-------- Exercise inputs --------

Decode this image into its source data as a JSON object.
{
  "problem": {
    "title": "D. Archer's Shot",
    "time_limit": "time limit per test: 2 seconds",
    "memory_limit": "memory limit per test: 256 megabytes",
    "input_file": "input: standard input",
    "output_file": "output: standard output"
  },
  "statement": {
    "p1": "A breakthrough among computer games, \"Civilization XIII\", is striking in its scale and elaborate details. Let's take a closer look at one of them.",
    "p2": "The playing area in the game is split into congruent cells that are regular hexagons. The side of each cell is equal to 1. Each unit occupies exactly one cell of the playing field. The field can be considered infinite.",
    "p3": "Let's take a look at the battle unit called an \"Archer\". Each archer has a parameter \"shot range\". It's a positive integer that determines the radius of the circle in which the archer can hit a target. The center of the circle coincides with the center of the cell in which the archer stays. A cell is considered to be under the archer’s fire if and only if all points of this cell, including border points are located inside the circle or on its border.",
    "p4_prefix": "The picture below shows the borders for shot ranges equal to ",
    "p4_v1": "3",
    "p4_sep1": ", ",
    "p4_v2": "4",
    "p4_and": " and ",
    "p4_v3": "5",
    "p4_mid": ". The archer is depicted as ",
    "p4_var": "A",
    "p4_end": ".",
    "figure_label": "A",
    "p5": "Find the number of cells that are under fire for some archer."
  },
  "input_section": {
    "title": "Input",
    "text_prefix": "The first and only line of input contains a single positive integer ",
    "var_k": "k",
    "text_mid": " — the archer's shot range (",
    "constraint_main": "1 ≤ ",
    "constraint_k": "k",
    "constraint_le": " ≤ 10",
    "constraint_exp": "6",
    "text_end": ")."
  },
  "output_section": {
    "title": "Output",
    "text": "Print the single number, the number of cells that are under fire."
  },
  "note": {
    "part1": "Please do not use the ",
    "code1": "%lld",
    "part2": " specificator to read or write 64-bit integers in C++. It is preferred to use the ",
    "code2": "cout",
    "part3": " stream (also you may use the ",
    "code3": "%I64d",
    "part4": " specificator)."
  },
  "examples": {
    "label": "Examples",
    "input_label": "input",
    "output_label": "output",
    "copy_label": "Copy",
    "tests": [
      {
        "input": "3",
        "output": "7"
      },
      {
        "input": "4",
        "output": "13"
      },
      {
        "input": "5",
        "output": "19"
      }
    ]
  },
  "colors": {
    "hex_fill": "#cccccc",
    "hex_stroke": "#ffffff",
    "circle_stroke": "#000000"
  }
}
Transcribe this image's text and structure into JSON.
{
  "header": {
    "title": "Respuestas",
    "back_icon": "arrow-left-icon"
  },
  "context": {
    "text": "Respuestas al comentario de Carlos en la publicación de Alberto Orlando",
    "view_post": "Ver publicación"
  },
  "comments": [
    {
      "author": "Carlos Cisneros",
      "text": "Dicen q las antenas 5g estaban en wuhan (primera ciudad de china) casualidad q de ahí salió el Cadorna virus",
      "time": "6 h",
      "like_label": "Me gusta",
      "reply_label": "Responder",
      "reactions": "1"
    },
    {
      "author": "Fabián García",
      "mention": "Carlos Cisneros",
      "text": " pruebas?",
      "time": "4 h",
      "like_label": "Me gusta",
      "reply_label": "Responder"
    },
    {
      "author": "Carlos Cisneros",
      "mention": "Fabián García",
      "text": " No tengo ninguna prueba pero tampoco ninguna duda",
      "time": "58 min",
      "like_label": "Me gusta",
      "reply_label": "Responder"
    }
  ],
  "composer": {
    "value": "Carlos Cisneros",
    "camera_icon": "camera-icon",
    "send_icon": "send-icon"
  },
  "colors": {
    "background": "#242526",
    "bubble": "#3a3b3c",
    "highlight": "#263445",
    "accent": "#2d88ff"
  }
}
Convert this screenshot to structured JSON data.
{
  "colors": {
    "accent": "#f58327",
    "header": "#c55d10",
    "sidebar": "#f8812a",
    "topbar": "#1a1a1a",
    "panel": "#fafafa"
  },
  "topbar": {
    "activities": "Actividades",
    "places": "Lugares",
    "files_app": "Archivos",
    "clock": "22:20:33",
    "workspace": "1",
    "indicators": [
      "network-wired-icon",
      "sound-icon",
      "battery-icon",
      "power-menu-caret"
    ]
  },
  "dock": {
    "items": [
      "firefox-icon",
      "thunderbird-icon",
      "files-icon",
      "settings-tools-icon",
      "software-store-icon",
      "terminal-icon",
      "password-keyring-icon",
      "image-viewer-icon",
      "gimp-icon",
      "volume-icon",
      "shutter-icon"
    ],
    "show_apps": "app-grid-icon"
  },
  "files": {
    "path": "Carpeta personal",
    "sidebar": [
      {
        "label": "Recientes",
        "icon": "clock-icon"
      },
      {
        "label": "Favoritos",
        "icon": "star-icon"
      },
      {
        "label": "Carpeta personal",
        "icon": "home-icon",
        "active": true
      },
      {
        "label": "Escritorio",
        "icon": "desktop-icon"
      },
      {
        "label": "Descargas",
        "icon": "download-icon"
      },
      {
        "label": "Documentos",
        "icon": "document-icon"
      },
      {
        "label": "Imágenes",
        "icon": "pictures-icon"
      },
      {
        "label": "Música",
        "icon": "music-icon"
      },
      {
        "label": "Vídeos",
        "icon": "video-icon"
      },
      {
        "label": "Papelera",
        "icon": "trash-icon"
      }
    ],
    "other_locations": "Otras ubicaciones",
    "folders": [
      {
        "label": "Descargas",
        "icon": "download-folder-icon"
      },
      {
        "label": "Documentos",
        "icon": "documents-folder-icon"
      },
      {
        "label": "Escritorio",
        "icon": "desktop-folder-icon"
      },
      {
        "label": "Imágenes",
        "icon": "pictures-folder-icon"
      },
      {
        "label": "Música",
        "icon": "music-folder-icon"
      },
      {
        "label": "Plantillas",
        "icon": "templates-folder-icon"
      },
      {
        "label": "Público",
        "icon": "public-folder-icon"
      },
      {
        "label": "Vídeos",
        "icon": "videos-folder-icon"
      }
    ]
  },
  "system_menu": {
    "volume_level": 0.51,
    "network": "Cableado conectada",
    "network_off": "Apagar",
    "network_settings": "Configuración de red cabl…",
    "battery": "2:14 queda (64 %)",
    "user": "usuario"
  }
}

--------

* Problem details: Among the lines of the records above, count those containing the word "publicación", then give the number by itself.

* Exercise solution: 2